Source data »
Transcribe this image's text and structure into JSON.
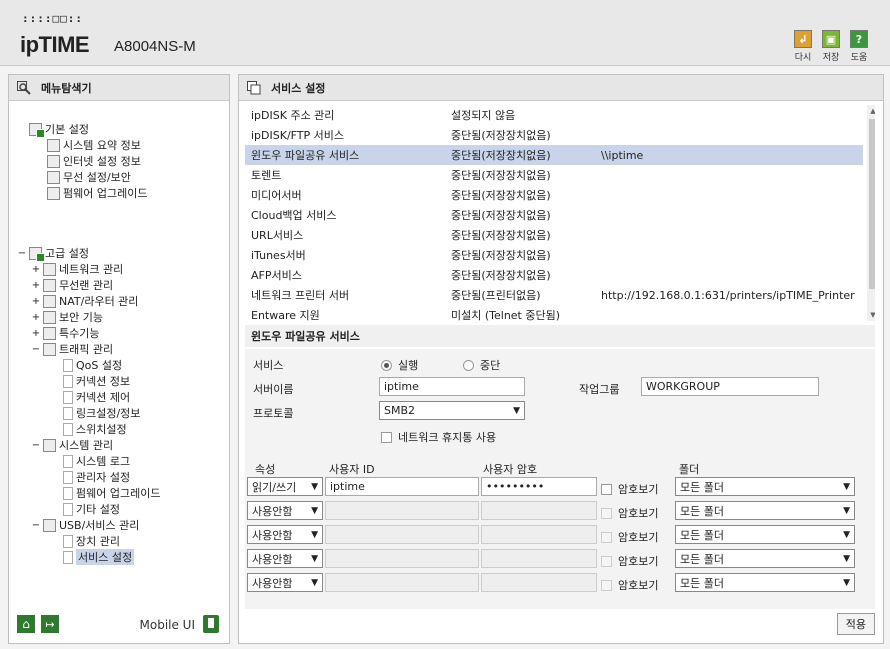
{
  "header": {
    "logo_grid": "::::□□::",
    "brand": "ipTIME",
    "model": "A8004NS-M",
    "tools": [
      {
        "label": "다시",
        "icon": "refresh-icon",
        "color": "#e0a030"
      },
      {
        "label": "저장",
        "icon": "save-icon",
        "color": "#7ab830"
      },
      {
        "label": "도움",
        "icon": "help-icon",
        "color": "#3a9a3a",
        "glyph": "?"
      }
    ]
  },
  "sidebar": {
    "title": "메뉴탐색기",
    "basic": {
      "label": "기본 설정",
      "items": [
        "시스템 요약 정보",
        "인터넷 설정 정보",
        "무선 설정/보안",
        "펌웨어 업그레이드"
      ]
    },
    "advanced": {
      "label": "고급 설정",
      "items": [
        {
          "label": "네트워크 관리",
          "exp": "+"
        },
        {
          "label": "무선랜 관리",
          "exp": "+"
        },
        {
          "label": "NAT/라우터 관리",
          "exp": "+"
        },
        {
          "label": "보안 기능",
          "exp": "+"
        },
        {
          "label": "특수기능",
          "exp": "+"
        },
        {
          "label": "트래픽 관리",
          "exp": "−"
        },
        {
          "label": "QoS 설정",
          "exp": ""
        },
        {
          "label": "커넥션 정보",
          "exp": ""
        },
        {
          "label": "커넥션 제어",
          "exp": ""
        },
        {
          "label": "링크설정/정보",
          "exp": ""
        },
        {
          "label": "스위치설정",
          "exp": ""
        },
        {
          "label": "시스템 관리",
          "exp": "−"
        },
        {
          "label": "시스템 로그",
          "exp": ""
        },
        {
          "label": "관리자 설정",
          "exp": ""
        },
        {
          "label": "펌웨어 업그레이드",
          "exp": ""
        },
        {
          "label": "기타 설정",
          "exp": ""
        },
        {
          "label": "USB/서비스 관리",
          "exp": "−"
        },
        {
          "label": "장치 관리",
          "exp": ""
        },
        {
          "label": "서비스 설정",
          "exp": ""
        }
      ]
    },
    "mobile_label": "Mobile UI"
  },
  "main": {
    "title": "서비스 설정",
    "services": [
      {
        "name": "ipDISK 주소 관리",
        "status": "설정되지 않음",
        "info": ""
      },
      {
        "name": "ipDISK/FTP 서비스",
        "status": "중단됨(저장장치없음)",
        "info": ""
      },
      {
        "name": "윈도우 파일공유 서비스",
        "status": "중단됨(저장장치없음)",
        "info": "\\\\iptime"
      },
      {
        "name": "토렌트",
        "status": "중단됨(저장장치없음)",
        "info": ""
      },
      {
        "name": "미디어서버",
        "status": "중단됨(저장장치없음)",
        "info": ""
      },
      {
        "name": "Cloud백업 서비스",
        "status": "중단됨(저장장치없음)",
        "info": ""
      },
      {
        "name": "URL서비스",
        "status": "중단됨(저장장치없음)",
        "info": ""
      },
      {
        "name": "iTunes서버",
        "status": "중단됨(저장장치없음)",
        "info": ""
      },
      {
        "name": "AFP서비스",
        "status": "중단됨(저장장치없음)",
        "info": ""
      },
      {
        "name": "네트워크 프린터 서버",
        "status": "중단됨(프린터없음)",
        "info": "http://192.168.0.1:631/printers/ipTIME_Printer"
      },
      {
        "name": "Entware 지원",
        "status": "미설치 (Telnet 중단됨)",
        "info": ""
      }
    ],
    "detail": {
      "title": "윈도우 파일공유 서비스",
      "service_label": "서비스",
      "run_label": "실행",
      "stop_label": "중단",
      "server_name_label": "서버이름",
      "server_name": "iptime",
      "workgroup_label": "작업그룹",
      "workgroup": "WORKGROUP",
      "protocol_label": "프로토콜",
      "protocol": "SMB2",
      "recycle_label": "네트워크 휴지통 사용",
      "col_attr": "속성",
      "col_user": "사용자 ID",
      "col_pass": "사용자 암호",
      "col_folder": "폴더",
      "show_pass_label": "암호보기",
      "accounts": [
        {
          "attr": "읽기/쓰기",
          "user": "iptime",
          "pass": "•••••••••",
          "folder": "모든 폴더"
        },
        {
          "attr": "사용안함",
          "user": "",
          "pass": "",
          "folder": "모든 폴더"
        },
        {
          "attr": "사용안함",
          "user": "",
          "pass": "",
          "folder": "모든 폴더"
        },
        {
          "attr": "사용안함",
          "user": "",
          "pass": "",
          "folder": "모든 폴더"
        },
        {
          "attr": "사용안함",
          "user": "",
          "pass": "",
          "folder": "모든 폴더"
        }
      ],
      "apply_label": "적용"
    }
  }
}
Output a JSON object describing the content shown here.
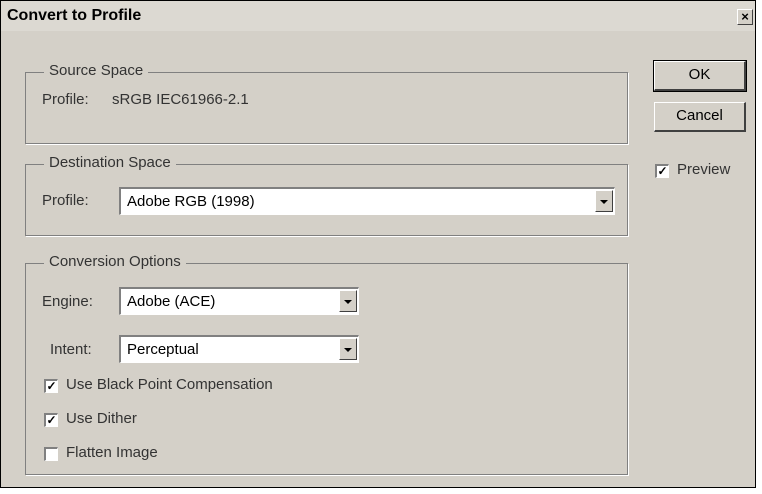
{
  "dialog": {
    "title": "Convert to Profile",
    "close_glyph": "×"
  },
  "source_space": {
    "legend": "Source Space",
    "profile_label": "Profile:",
    "profile_value": "sRGB IEC61966-2.1"
  },
  "destination_space": {
    "legend": "Destination Space",
    "profile_label": "Profile:",
    "profile_value": "Adobe RGB (1998)"
  },
  "conversion_options": {
    "legend": "Conversion Options",
    "engine_label": "Engine:",
    "engine_value": "Adobe (ACE)",
    "intent_label": "Intent:",
    "intent_value": "Perceptual",
    "checkboxes": [
      {
        "label": "Use Black Point Compensation",
        "checked": true
      },
      {
        "label": "Use Dither",
        "checked": true
      },
      {
        "label": "Flatten Image",
        "checked": false
      }
    ]
  },
  "buttons": {
    "ok_label": "OK",
    "cancel_label": "Cancel"
  },
  "preview": {
    "label": "Preview",
    "checked": true
  },
  "icons": [
    "close-icon",
    "dropdown-arrow-icon",
    "checkbox-check-icon"
  ]
}
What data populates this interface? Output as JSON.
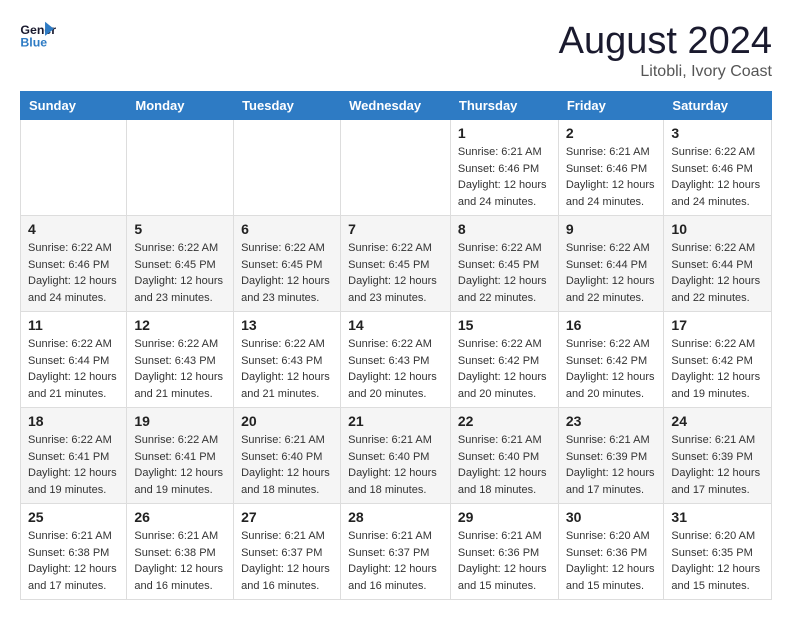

Work required »
Would you mind returning each entry above word for word, skipping the images?

Response to the task »
Transcribe this image's text and structure into JSON.
{
  "header": {
    "logo_grid": "::::□□::",
    "brand": "ipTIME",
    "model": "A8004NS-M",
    "tools": [
      {
        "label": "다시",
        "icon": "refresh-icon",
        "color": "#e0a030"
      },
      {
        "label": "저장",
        "icon": "save-icon",
        "color": "#7ab830"
      },
      {
        "label": "도움",
        "icon": "help-icon",
        "color": "#3a9a3a",
        "glyph": "?"
      }
    ]
  },
  "sidebar": {
    "title": "메뉴탐색기",
    "basic": {
      "label": "기본 설정",
      "items": [
        "시스템 요약 정보",
        "인터넷 설정 정보",
        "무선 설정/보안",
        "펌웨어 업그레이드"
      ]
    },
    "advanced": {
      "label": "고급 설정",
      "items": [
        {
          "label": "네트워크 관리",
          "exp": "+"
        },
        {
          "label": "무선랜 관리",
          "exp": "+"
        },
        {
          "label": "NAT/라우터 관리",
          "exp": "+"
        },
        {
          "label": "보안 기능",
          "exp": "+"
        },
        {
          "label": "특수기능",
          "exp": "+"
        },
        {
          "label": "트래픽 관리",
          "exp": "−"
        },
        {
          "label": "QoS 설정",
          "exp": ""
        },
        {
          "label": "커넥션 정보",
          "exp": ""
        },
        {
          "label": "커넥션 제어",
          "exp": ""
        },
        {
          "label": "링크설정/정보",
          "exp": ""
        },
        {
          "label": "스위치설정",
          "exp": ""
        },
        {
          "label": "시스템 관리",
          "exp": "−"
        },
        {
          "label": "시스템 로그",
          "exp": ""
        },
        {
          "label": "관리자 설정",
          "exp": ""
        },
        {
          "label": "펌웨어 업그레이드",
          "exp": ""
        },
        {
          "label": "기타 설정",
          "exp": ""
        },
        {
          "label": "USB/서비스 관리",
          "exp": "−"
        },
        {
          "label": "장치 관리",
          "exp": ""
        },
        {
          "label": "서비스 설정",
          "exp": ""
        }
      ]
    },
    "mobile_label": "Mobile UI"
  },
  "main": {
    "title": "서비스 설정",
    "services": [
      {
        "name": "ipDISK 주소 관리",
        "status": "설정되지 않음",
        "info": ""
      },
      {
        "name": "ipDISK/FTP 서비스",
        "status": "중단됨(저장장치없음)",
        "info": ""
      },
      {
        "name": "윈도우 파일공유 서비스",
        "status": "중단됨(저장장치없음)",
        "info": "\\\\iptime"
      },
      {
        "name": "토렌트",
        "status": "중단됨(저장장치없음)",
        "info": ""
      },
      {
        "name": "미디어서버",
        "status": "중단됨(저장장치없음)",
        "info": ""
      },
      {
        "name": "Cloud백업 서비스",
        "status": "중단됨(저장장치없음)",
        "info": ""
      },
      {
        "name": "URL서비스",
        "status": "중단됨(저장장치없음)",
        "info": ""
      },
      {
        "name": "iTunes서버",
        "status": "중단됨(저장장치없음)",
        "info": ""
      },
      {
        "name": "AFP서비스",
        "status": "중단됨(저장장치없음)",
        "info": ""
      },
      {
        "name": "네트워크 프린터 서버",
        "status": "중단됨(프린터없음)",
        "info": "http://192.168.0.1:631/printers/ipTIME_Printer"
      },
      {
        "name": "Entware 지원",
        "status": "미설치 (Telnet 중단됨)",
        "info": ""
      }
    ],
    "detail": {
      "title": "윈도우 파일공유 서비스",
      "service_label": "서비스",
      "run_label": "실행",
      "stop_label": "중단",
      "server_name_label": "서버이름",
      "server_name": "iptime",
      "workgroup_label": "작업그룹",
      "workgroup": "WORKGROUP",
      "protocol_label": "프로토콜",
      "protocol": "SMB2",
      "recycle_label": "네트워크 휴지통 사용",
      "col_attr": "속성",
      "col_user": "사용자 ID",
      "col_pass": "사용자 암호",
      "col_folder": "폴더",
      "show_pass_label": "암호보기",
      "accounts": [
        {
          "attr": "읽기/쓰기",
          "user": "iptime",
          "pass": "•••••••••",
          "folder": "모든 폴더"
        },
        {
          "attr": "사용안함",
          "user": "",
          "pass": "",
          "folder": "모든 폴더"
        },
        {
          "attr": "사용안함",
          "user": "",
          "pass": "",
          "folder": "모든 폴더"
        },
        {
          "attr": "사용안함",
          "user": "",
          "pass": "",
          "folder": "모든 폴더"
        },
        {
          "attr": "사용안함",
          "user": "",
          "pass": "",
          "folder": "모든 폴더"
        }
      ],
      "apply_label": "적용"
    }
  }
}
Output a JSON object describing the content shown here.
{
  "dialog": {
    "title": "Convert to Profile",
    "close_glyph": "×"
  },
  "source_space": {
    "legend": "Source Space",
    "profile_label": "Profile:",
    "profile_value": "sRGB IEC61966-2.1"
  },
  "destination_space": {
    "legend": "Destination Space",
    "profile_label": "Profile:",
    "profile_value": "Adobe RGB (1998)"
  },
  "conversion_options": {
    "legend": "Conversion Options",
    "engine_label": "Engine:",
    "engine_value": "Adobe (ACE)",
    "intent_label": "Intent:",
    "intent_value": "Perceptual",
    "checkboxes": [
      {
        "label": "Use Black Point Compensation",
        "checked": true
      },
      {
        "label": "Use Dither",
        "checked": true
      },
      {
        "label": "Flatten Image",
        "checked": false
      }
    ]
  },
  "buttons": {
    "ok_label": "OK",
    "cancel_label": "Cancel"
  },
  "preview": {
    "label": "Preview",
    "checked": true
  },
  "icons": [
    "close-icon",
    "dropdown-arrow-icon",
    "checkbox-check-icon"
  ]
}
What data populates this interface? Output as JSON.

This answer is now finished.